- _MATERIALS PROVIDED_:
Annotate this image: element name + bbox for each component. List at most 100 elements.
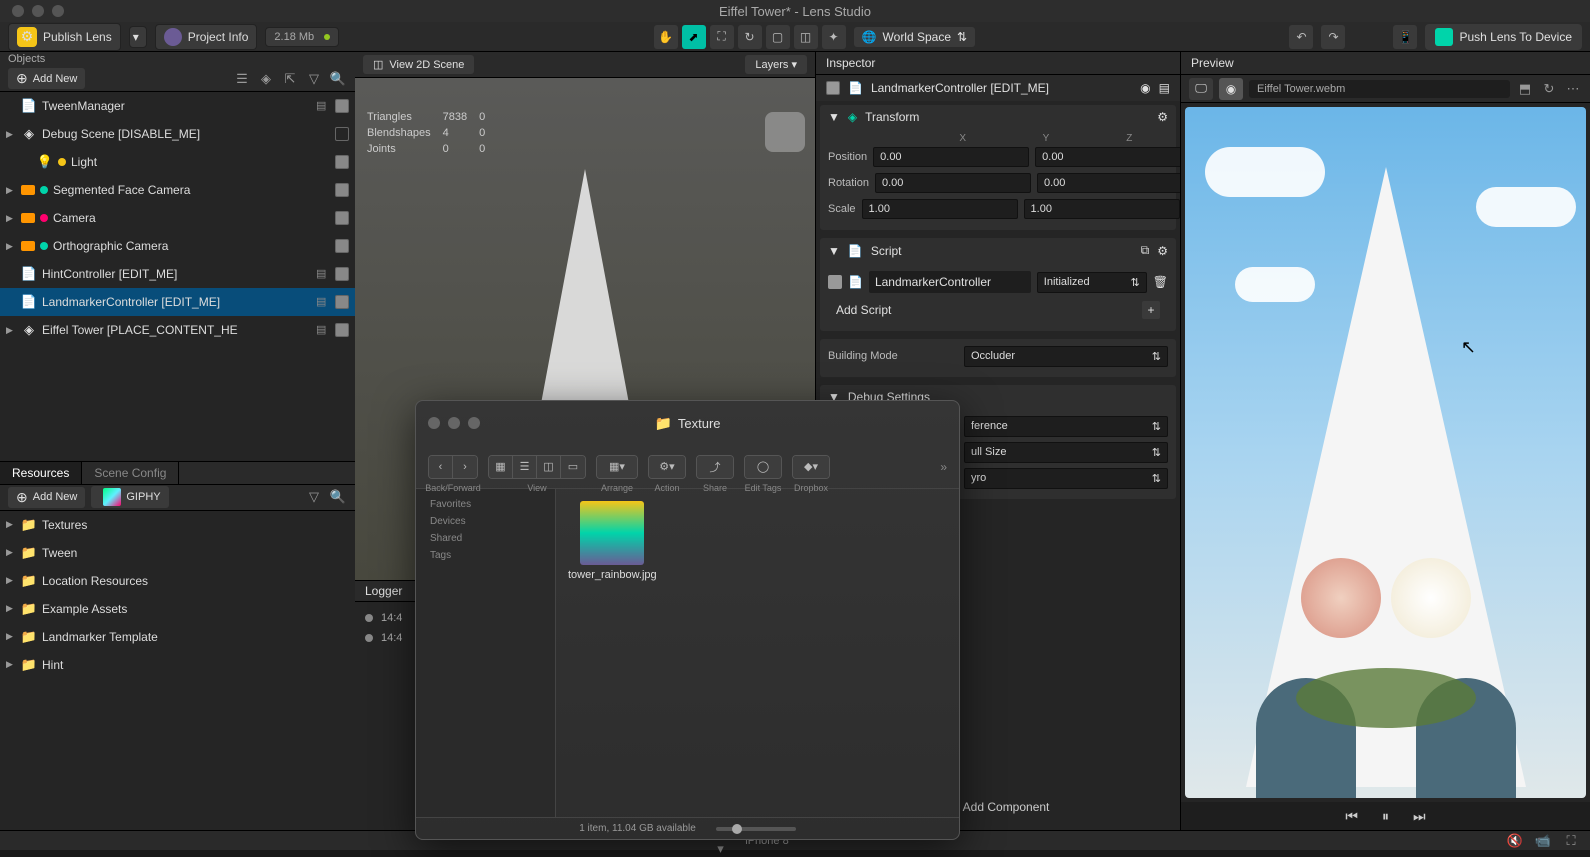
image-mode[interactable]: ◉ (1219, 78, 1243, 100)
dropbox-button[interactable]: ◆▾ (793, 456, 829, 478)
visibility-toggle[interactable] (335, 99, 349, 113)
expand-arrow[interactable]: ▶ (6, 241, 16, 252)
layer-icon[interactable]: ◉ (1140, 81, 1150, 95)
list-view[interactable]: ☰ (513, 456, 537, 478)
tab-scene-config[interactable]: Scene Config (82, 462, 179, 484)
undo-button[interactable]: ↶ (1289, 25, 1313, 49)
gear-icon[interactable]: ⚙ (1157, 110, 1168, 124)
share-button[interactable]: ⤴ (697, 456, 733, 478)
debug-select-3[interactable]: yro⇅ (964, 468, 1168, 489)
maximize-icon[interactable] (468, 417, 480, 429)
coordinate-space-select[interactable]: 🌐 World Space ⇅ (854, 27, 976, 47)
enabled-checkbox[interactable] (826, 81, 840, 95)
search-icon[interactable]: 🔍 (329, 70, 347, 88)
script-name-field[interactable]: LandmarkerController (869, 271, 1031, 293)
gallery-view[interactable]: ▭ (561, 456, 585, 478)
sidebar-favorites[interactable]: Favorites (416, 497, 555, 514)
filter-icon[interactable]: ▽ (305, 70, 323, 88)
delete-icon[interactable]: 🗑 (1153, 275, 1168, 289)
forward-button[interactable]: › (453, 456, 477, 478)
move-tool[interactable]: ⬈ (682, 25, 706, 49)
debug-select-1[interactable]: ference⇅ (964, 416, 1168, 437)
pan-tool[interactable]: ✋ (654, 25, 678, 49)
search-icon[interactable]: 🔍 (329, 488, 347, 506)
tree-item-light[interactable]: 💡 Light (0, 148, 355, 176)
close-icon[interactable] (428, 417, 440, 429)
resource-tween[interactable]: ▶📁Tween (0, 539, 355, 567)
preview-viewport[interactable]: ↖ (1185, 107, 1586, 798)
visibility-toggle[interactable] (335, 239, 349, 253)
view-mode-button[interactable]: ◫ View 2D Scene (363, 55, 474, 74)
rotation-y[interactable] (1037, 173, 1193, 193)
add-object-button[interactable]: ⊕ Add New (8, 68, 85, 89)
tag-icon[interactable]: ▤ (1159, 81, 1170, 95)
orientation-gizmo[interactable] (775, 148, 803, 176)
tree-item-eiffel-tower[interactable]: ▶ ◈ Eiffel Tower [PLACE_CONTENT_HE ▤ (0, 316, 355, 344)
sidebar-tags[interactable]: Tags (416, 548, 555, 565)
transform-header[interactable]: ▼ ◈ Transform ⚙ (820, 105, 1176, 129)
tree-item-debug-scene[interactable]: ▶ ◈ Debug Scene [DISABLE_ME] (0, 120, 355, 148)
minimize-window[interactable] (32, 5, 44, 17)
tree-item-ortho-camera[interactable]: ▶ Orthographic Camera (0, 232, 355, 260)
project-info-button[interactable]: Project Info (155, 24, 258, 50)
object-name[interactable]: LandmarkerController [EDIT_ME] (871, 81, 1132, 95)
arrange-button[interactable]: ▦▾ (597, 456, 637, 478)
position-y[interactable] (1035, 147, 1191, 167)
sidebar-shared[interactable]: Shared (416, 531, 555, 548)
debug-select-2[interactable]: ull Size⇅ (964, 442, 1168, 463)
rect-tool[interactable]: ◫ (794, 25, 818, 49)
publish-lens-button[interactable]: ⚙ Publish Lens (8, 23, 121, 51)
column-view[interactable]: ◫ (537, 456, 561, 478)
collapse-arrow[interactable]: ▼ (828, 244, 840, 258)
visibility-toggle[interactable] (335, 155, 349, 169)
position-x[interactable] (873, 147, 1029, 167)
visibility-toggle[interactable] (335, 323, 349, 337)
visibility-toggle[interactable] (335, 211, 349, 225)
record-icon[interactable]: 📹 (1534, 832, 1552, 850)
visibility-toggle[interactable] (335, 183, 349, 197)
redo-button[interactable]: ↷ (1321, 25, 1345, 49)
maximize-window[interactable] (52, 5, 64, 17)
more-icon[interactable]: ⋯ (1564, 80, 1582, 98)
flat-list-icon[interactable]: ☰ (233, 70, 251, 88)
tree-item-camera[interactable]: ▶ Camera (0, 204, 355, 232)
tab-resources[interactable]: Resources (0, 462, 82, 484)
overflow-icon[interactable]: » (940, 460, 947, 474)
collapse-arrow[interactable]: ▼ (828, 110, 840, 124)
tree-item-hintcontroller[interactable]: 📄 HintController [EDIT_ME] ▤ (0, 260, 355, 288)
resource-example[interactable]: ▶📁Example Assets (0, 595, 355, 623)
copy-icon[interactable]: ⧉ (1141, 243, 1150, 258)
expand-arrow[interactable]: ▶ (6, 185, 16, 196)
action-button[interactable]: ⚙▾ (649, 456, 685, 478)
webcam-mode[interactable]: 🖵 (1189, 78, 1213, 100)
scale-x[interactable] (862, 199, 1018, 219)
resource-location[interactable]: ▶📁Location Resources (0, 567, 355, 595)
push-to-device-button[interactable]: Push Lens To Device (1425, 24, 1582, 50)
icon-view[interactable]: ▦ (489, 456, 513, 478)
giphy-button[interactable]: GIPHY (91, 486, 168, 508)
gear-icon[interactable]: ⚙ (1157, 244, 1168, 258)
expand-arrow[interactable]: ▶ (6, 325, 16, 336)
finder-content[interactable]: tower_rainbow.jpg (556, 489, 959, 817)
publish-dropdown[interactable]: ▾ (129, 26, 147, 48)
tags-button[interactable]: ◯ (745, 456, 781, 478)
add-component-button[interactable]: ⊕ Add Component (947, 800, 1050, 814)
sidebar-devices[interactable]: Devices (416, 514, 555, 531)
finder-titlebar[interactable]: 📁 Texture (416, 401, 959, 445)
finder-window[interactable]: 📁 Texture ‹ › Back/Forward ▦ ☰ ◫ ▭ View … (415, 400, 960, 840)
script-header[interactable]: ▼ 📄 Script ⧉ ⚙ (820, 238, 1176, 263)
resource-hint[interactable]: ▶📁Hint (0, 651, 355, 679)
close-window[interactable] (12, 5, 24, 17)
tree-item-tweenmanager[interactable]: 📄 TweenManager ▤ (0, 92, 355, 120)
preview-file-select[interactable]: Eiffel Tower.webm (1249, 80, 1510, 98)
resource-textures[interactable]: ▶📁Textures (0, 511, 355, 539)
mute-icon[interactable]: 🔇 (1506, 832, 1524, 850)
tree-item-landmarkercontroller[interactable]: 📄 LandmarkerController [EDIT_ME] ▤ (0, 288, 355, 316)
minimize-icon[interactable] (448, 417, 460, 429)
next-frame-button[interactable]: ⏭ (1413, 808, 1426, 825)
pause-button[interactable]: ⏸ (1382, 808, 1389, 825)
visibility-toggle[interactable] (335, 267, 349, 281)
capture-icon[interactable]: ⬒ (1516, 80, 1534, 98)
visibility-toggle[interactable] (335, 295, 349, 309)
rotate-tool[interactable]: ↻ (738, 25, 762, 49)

- _STATED PROBLEM_: Please convert all the items above into a numbered list, one line per entry, leaving out blank lines and the pictures.

- _SOLUTION FOR THIS EXERCISE_:
1. Annotate this image: element name + bbox for each component. List at most 100 elements.
2. image-mode[interactable]: ◉ (1219, 78, 1243, 100)
3. dropbox-button[interactable]: ◆▾ (793, 456, 829, 478)
4. visibility-toggle[interactable] (335, 99, 349, 113)
5. expand-arrow[interactable]: ▶ (6, 241, 16, 252)
6. layer-icon[interactable]: ◉ (1140, 81, 1150, 95)
7. list-view[interactable]: ☰ (513, 456, 537, 478)
8. tab-scene-config[interactable]: Scene Config (82, 462, 179, 484)
9. undo-button[interactable]: ↶ (1289, 25, 1313, 49)
10. gear-icon[interactable]: ⚙ (1157, 110, 1168, 124)
11. share-button[interactable]: ⤴ (697, 456, 733, 478)
12. debug-select-3[interactable]: yro⇅ (964, 468, 1168, 489)
13. maximize-icon[interactable] (468, 417, 480, 429)
14. coordinate-space-select[interactable]: 🌐 World Space ⇅ (854, 27, 976, 47)
15. enabled-checkbox[interactable] (826, 81, 840, 95)
16. search-icon[interactable]: 🔍 (329, 70, 347, 88)
17. script-name-field[interactable]: LandmarkerController (869, 271, 1031, 293)
18. gallery-view[interactable]: ▭ (561, 456, 585, 478)
19. sidebar-favorites[interactable]: Favorites (416, 497, 555, 514)
20. filter-icon[interactable]: ▽ (305, 70, 323, 88)
21. delete-icon[interactable]: 🗑 (1153, 275, 1168, 289)
22. forward-button[interactable]: › (453, 456, 477, 478)
23. move-tool[interactable]: ⬈ (682, 25, 706, 49)
24. debug-select-1[interactable]: ference⇅ (964, 416, 1168, 437)
25. pan-tool[interactable]: ✋ (654, 25, 678, 49)
26. search-icon[interactable]: 🔍 (329, 488, 347, 506)
27. tree-item-light[interactable]: 💡 Light (0, 148, 355, 176)
28. close-icon[interactable] (428, 417, 440, 429)
29. resource-tween[interactable]: ▶📁Tween (0, 539, 355, 567)
30. preview-viewport[interactable]: ↖ (1185, 107, 1586, 798)
31. visibility-toggle[interactable] (335, 239, 349, 253)
32. view-mode-button[interactable]: ◫ View 2D Scene (363, 55, 474, 74)
33. rotation-y[interactable] (1037, 173, 1193, 193)
34. add-object-button[interactable]: ⊕ Add New (8, 68, 85, 89)
35. tag-icon[interactable]: ▤ (1159, 81, 1170, 95)
36. orientation-gizmo[interactable] (775, 148, 803, 176)
37. tree-item-eiffel-tower[interactable]: ▶ ◈ Eiffel Tower [PLACE_CONTENT_HE ▤ (0, 316, 355, 344)
38. sidebar-tags[interactable]: Tags (416, 548, 555, 565)
39. transform-header[interactable]: ▼ ◈ Transform ⚙ (820, 105, 1176, 129)
40. tree-item-debug-scene[interactable]: ▶ ◈ Debug Scene [DISABLE_ME] (0, 120, 355, 148)
41. minimize-window[interactable] (32, 5, 44, 17)
42. tree-item-ortho-camera[interactable]: ▶ Orthographic Camera (0, 232, 355, 260)
43. project-info-button[interactable]: Project Info (155, 24, 258, 50)
44. object-name[interactable]: LandmarkerController [EDIT_ME] (871, 81, 1132, 95)
45. arrange-button[interactable]: ▦▾ (597, 456, 637, 478)
46. position-y[interactable] (1035, 147, 1191, 167)
47. sidebar-shared[interactable]: Shared (416, 531, 555, 548)
48. debug-select-2[interactable]: ull Size⇅ (964, 442, 1168, 463)
49. rect-tool[interactable]: ◫ (794, 25, 818, 49)
50. publish-lens-button[interactable]: ⚙ Publish Lens (8, 23, 121, 51)
51. column-view[interactable]: ◫ (537, 456, 561, 478)
52. collapse-arrow[interactable]: ▼ (828, 244, 840, 258)
53. visibility-toggle[interactable] (335, 155, 349, 169)
54. position-x[interactable] (873, 147, 1029, 167)
55. visibility-toggle[interactable] (335, 323, 349, 337)
56. visibility-toggle[interactable] (335, 211, 349, 225)
57. record-icon[interactable]: 📹 (1534, 832, 1552, 850)
58. visibility-toggle[interactable] (335, 183, 349, 197)
59. redo-button[interactable]: ↷ (1321, 25, 1345, 49)
60. maximize-window[interactable] (52, 5, 64, 17)
61. more-icon[interactable]: ⋯ (1564, 80, 1582, 98)
62. flat-list-icon[interactable]: ☰ (233, 70, 251, 88)
63. tree-item-camera[interactable]: ▶ Camera (0, 204, 355, 232)
64. tab-resources[interactable]: Resources (0, 462, 82, 484)
65. overflow-icon[interactable]: » (940, 460, 947, 474)
66. collapse-arrow[interactable]: ▼ (828, 110, 840, 124)
67. tree-item-hintcontroller[interactable]: 📄 HintController [EDIT_ME] ▤ (0, 260, 355, 288)
68. resource-example[interactable]: ▶📁Example Assets (0, 595, 355, 623)
69. copy-icon[interactable]: ⧉ (1141, 243, 1150, 258)
70. expand-arrow[interactable]: ▶ (6, 185, 16, 196)
71. action-button[interactable]: ⚙▾ (649, 456, 685, 478)
72. webcam-mode[interactable]: 🖵 (1189, 78, 1213, 100)
73. scale-x[interactable] (862, 199, 1018, 219)
74. resource-location[interactable]: ▶📁Location Resources (0, 567, 355, 595)
75. push-to-device-button[interactable]: Push Lens To Device (1425, 24, 1582, 50)
76. icon-view[interactable]: ▦ (489, 456, 513, 478)
77. giphy-button[interactable]: GIPHY (91, 486, 168, 508)
78. gear-icon[interactable]: ⚙ (1157, 244, 1168, 258)
79. expand-arrow[interactable]: ▶ (6, 325, 16, 336)
80. finder-content[interactable]: tower_rainbow.jpg (556, 489, 959, 817)
81. publish-dropdown[interactable]: ▾ (129, 26, 147, 48)
82. tags-button[interactable]: ◯ (745, 456, 781, 478)
83. add-component-button[interactable]: ⊕ Add Component (947, 800, 1050, 814)
84. sidebar-devices[interactable]: Devices (416, 514, 555, 531)
85. finder-titlebar[interactable]: 📁 Texture (416, 401, 959, 445)
86. finder-window[interactable]: 📁 Texture ‹ › Back/Forward ▦ ☰ ◫ ▭ View … (415, 400, 960, 840)
87. script-header[interactable]: ▼ 📄 Script ⧉ ⚙ (820, 238, 1176, 263)
88. resource-hint[interactable]: ▶📁Hint (0, 651, 355, 679)
89. close-window[interactable] (12, 5, 24, 17)
90. tree-item-tweenmanager[interactable]: 📄 TweenManager ▤ (0, 92, 355, 120)
91. preview-file-select[interactable]: Eiffel Tower.webm (1249, 80, 1510, 98)
92. resource-textures[interactable]: ▶📁Textures (0, 511, 355, 539)
93. mute-icon[interactable]: 🔇 (1506, 832, 1524, 850)
94. tree-item-landmarkercontroller[interactable]: 📄 LandmarkerController [EDIT_ME] ▤ (0, 288, 355, 316)
95. minimize-icon[interactable] (448, 417, 460, 429)
96. next-frame-button[interactable]: ⏭ (1413, 808, 1426, 825)
97. pause-button[interactable]: ⏸ (1382, 808, 1389, 825)
98. visibility-toggle[interactable] (335, 267, 349, 281)
99. capture-icon[interactable]: ⬒ (1516, 80, 1534, 98)
100. visibility-toggle[interactable] (335, 295, 349, 309)
101. rotate-tool[interactable]: ↻ (738, 25, 762, 49)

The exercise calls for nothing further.